--- BRANO SCELTO ---

Di Luca Mercalli - La Stampa
Ad aprile è stato inserito nella Costituzione italiana il pareggio di bilancio, ovviamente riferito al denaro. Ma c’è un bilancio estremamente più importante per la nostra vita. Vita che prima di essere soggetta ai capricci dell’economia è ferreamente dominata da flussi di energia e materia: è quello delle valute «fisiche» disponibili sul pianeta Terra.
Un dato che, per quanto denso di conseguenze per il futuro
dell’Umanità, nessuno considera strategico, né lo si inserisce nelle
Costituzioni, salvo forse che in quella dell’Ecuador.
In sostanza, non si
possono prelevare dal conto terrestre più risorse di quante i sistemi
naturali siano in grado di rigenerare né immettere rifiuti e inquinanti
più di quanto la biosfera sia in grado di metabolizzare. L’Overshoot Day
di quest’anno, annunciato ieri [ndr: 22 agosto 2012], definisce la data
nella quale il nostro conto corrente con l’ambiente è andato in rosso. Abbiamo
speso tutti gli interessi in questi primi 234 giorni dell’anno, e da
oggi al 31 dicembre dilapideremo una parte del capitale, con conseguenze talora irreversibili, come il riscaldamento globale o l’estinzione di specie viventi.

--- DATI DELL'ESERCIZIO ---

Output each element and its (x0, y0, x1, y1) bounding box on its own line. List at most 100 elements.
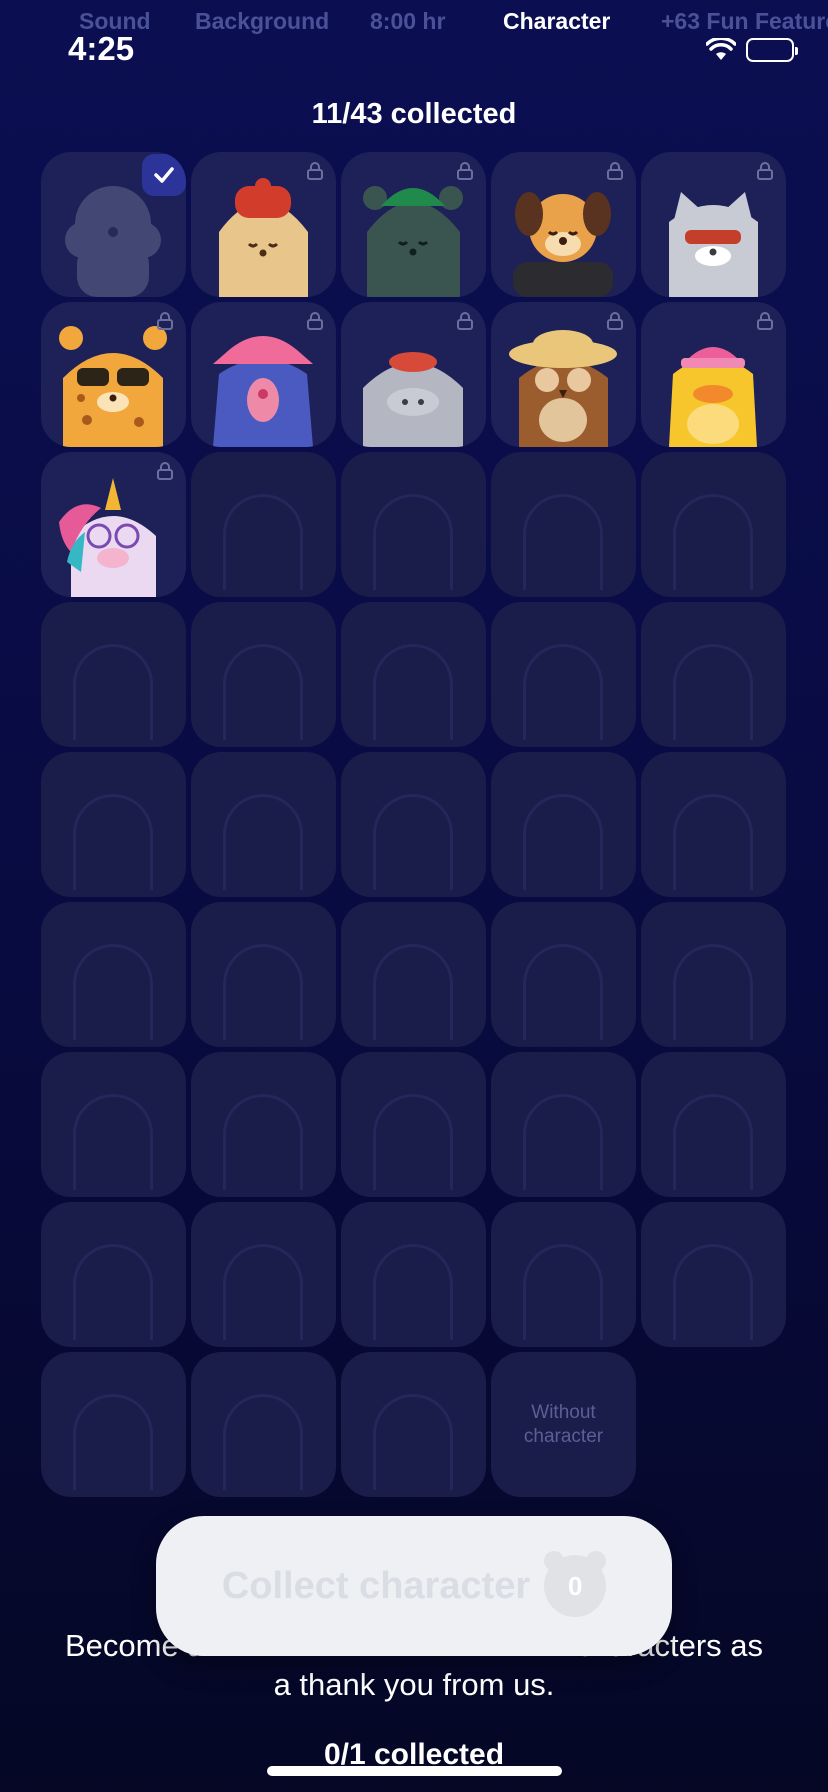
character-slot-locked[interactable] (191, 1052, 336, 1197)
without-character-tile[interactable]: Without character (491, 1352, 636, 1497)
character-silhouette-icon (73, 1394, 153, 1490)
status-time: 4:25 (68, 30, 135, 67)
character-silhouette-icon (223, 1244, 303, 1340)
lock-icon (457, 312, 473, 330)
character-slot-locked[interactable] (491, 902, 636, 1047)
footer-line-2: a thank you from us. (273, 1667, 555, 1702)
character-tile-bird[interactable] (191, 302, 336, 447)
character-silhouette-icon (73, 944, 153, 1040)
character-slot-locked[interactable] (641, 752, 786, 897)
character-silhouette-icon (373, 494, 453, 590)
lock-icon (457, 162, 473, 180)
character-silhouette-icon (673, 794, 753, 890)
character-slot-locked[interactable] (341, 1052, 486, 1197)
lock-icon (157, 312, 173, 330)
character-slot-locked[interactable] (341, 752, 486, 897)
character-silhouette-icon (73, 1244, 153, 1340)
home-indicator[interactable] (267, 1766, 562, 1776)
character-slot-locked[interactable] (191, 1352, 336, 1497)
character-slot-locked[interactable] (191, 1202, 336, 1347)
character-silhouette-icon (73, 794, 153, 890)
lock-icon (757, 162, 773, 180)
character-slot-locked[interactable] (491, 452, 636, 597)
tab-sleep-duration[interactable]: 8:00 hr (370, 8, 445, 35)
character-silhouette-icon (373, 794, 453, 890)
lock-icon (307, 162, 323, 180)
lock-icon (757, 312, 773, 330)
character-slot-locked[interactable] (491, 752, 636, 897)
coin-count: 0 (567, 1570, 583, 1601)
character-tile-hedgehog[interactable] (191, 152, 336, 297)
character-tile-leopard[interactable] (41, 302, 186, 447)
tab-fun-features[interactable]: +63 Fun Features (661, 8, 828, 35)
character-silhouette-icon (223, 794, 303, 890)
character-silhouette-icon (673, 644, 753, 740)
wifi-icon (706, 38, 736, 62)
character-slot-locked[interactable] (491, 602, 636, 747)
character-slot-locked[interactable] (41, 602, 186, 747)
character-tile-panther[interactable] (341, 152, 486, 297)
without-character-label: Without character (523, 1401, 604, 1447)
character-slot-locked[interactable] (41, 1052, 186, 1197)
character-tile-cat[interactable] (641, 152, 786, 297)
character-slot-locked[interactable] (41, 902, 186, 1047)
character-silhouette-icon (223, 1094, 303, 1190)
character-slot-locked[interactable] (41, 752, 186, 897)
character-slot-locked[interactable] (341, 602, 486, 747)
character-silhouette-icon (373, 944, 453, 1040)
character-silhouette-icon (523, 794, 603, 890)
character-silhouette-icon (673, 494, 753, 590)
character-silhouette-icon (373, 1394, 453, 1490)
character-slot-locked[interactable] (41, 1202, 186, 1347)
character-slot-locked[interactable] (341, 1352, 486, 1497)
collect-character-label: Collect character (221, 1564, 531, 1607)
character-tile-owl[interactable] (491, 302, 636, 447)
character-tile-dog[interactable] (491, 152, 636, 297)
character-slot-locked[interactable] (191, 602, 336, 747)
lock-icon (157, 462, 173, 480)
character-silhouette-icon (673, 944, 753, 1040)
bear-coin-icon: 0 (544, 1551, 607, 1617)
character-silhouette-icon (523, 1244, 603, 1340)
character-tile-hippo[interactable] (341, 302, 486, 447)
character-tile-unicorn[interactable] (41, 452, 186, 597)
character-silhouette-icon (673, 1094, 753, 1190)
character-silhouette-icon (223, 944, 303, 1040)
character-slot-locked[interactable] (491, 1202, 636, 1347)
character-slot-locked[interactable] (191, 752, 336, 897)
selected-check-icon (142, 154, 186, 196)
character-silhouette-icon (223, 494, 303, 590)
character-silhouette-icon (73, 1094, 153, 1190)
character-silhouette-icon (373, 1094, 453, 1190)
character-slot-locked[interactable] (191, 902, 336, 1047)
character-slot-locked[interactable] (491, 1052, 636, 1197)
character-slot-locked[interactable] (341, 452, 486, 597)
character-silhouette-icon (223, 1394, 303, 1490)
character-slot-locked[interactable] (191, 452, 336, 597)
character-slot-locked[interactable] (41, 1352, 186, 1497)
character-silhouette-icon (223, 644, 303, 740)
character-silhouette-icon (523, 644, 603, 740)
character-silhouette-icon (523, 1094, 603, 1190)
character-slot-locked[interactable] (341, 1202, 486, 1347)
character-slot-locked[interactable] (641, 1202, 786, 1347)
character-silhouette-icon (523, 944, 603, 1040)
status-icons (706, 36, 798, 64)
character-silhouette-icon (373, 644, 453, 740)
character-silhouette-icon (373, 1244, 453, 1340)
character-silhouette-icon (523, 494, 603, 590)
lock-icon (607, 312, 623, 330)
character-tile-poodle[interactable] (41, 152, 186, 297)
character-slot-locked[interactable] (641, 902, 786, 1047)
collection-progress-title: 11/43 collected (311, 98, 517, 130)
character-slot-locked[interactable] (641, 1052, 786, 1197)
character-slot-locked[interactable] (341, 902, 486, 1047)
character-slot-locked[interactable] (641, 452, 786, 597)
tab-background[interactable]: Background (195, 8, 329, 35)
character-slot-locked[interactable] (641, 602, 786, 747)
character-tile-duck[interactable] (641, 302, 786, 447)
character-silhouette-icon (673, 1244, 753, 1340)
character-grid: Without character (41, 152, 787, 1497)
tab-character[interactable]: Character (503, 8, 610, 35)
collect-character-button[interactable]: Collect character 0 (156, 1516, 672, 1656)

---

:: ESERCIZI PROPOSTI ::
- a) Secondo il brano sull'Overshoot Day, in quanti giorni dell'anno sono stati spesi tutti gli interessi del nostro conto con l'ambiente?
- b) Nell'elenco, sostituisca "character-silhouette-icon" con "avatar-silhouette-icon" nelle righe che vanno da quella contenente "character-slot-locked[interactable] (191, 1052, 336, 1197)" fino a quella contenente "lock-icon (757, 162, 773, 180)", entrambe comprese. Riporti soltanto queste righe.

:: SOLUZIONI DEGLI ESERCIZI ::
- a) In 234 giorni.

- b)
character-slot-locked[interactable] (191, 1052, 336, 1197)
without-character-tile[interactable]: Without character (491, 1352, 636, 1497)
avatar-silhouette-icon (73, 1394, 153, 1490)
status-time: 4:25 (68, 30, 135, 67)
avatar-silhouette-icon (223, 1244, 303, 1340)
lock-icon (457, 312, 473, 330)
character-slot-locked[interactable] (491, 902, 636, 1047)
footer-line-2: a thank you from us. (273, 1667, 555, 1702)
character-tile-bird[interactable] (191, 302, 336, 447)
avatar-silhouette-icon (73, 944, 153, 1040)
character-slot-locked[interactable] (641, 752, 786, 897)
avatar-silhouette-icon (373, 494, 453, 590)
lock-icon (457, 162, 473, 180)
avatar-silhouette-icon (673, 794, 753, 890)
character-slot-locked[interactable] (341, 1052, 486, 1197)
lock-icon (157, 312, 173, 330)
character-slot-locked[interactable] (341, 752, 486, 897)
avatar-silhouette-icon (73, 1244, 153, 1340)
home-indicator[interactable] (267, 1766, 562, 1776)
character-slot-locked[interactable] (191, 1352, 336, 1497)
character-slot-locked[interactable] (191, 1202, 336, 1347)
avatar-silhouette-icon (73, 794, 153, 890)
lock-icon (757, 162, 773, 180)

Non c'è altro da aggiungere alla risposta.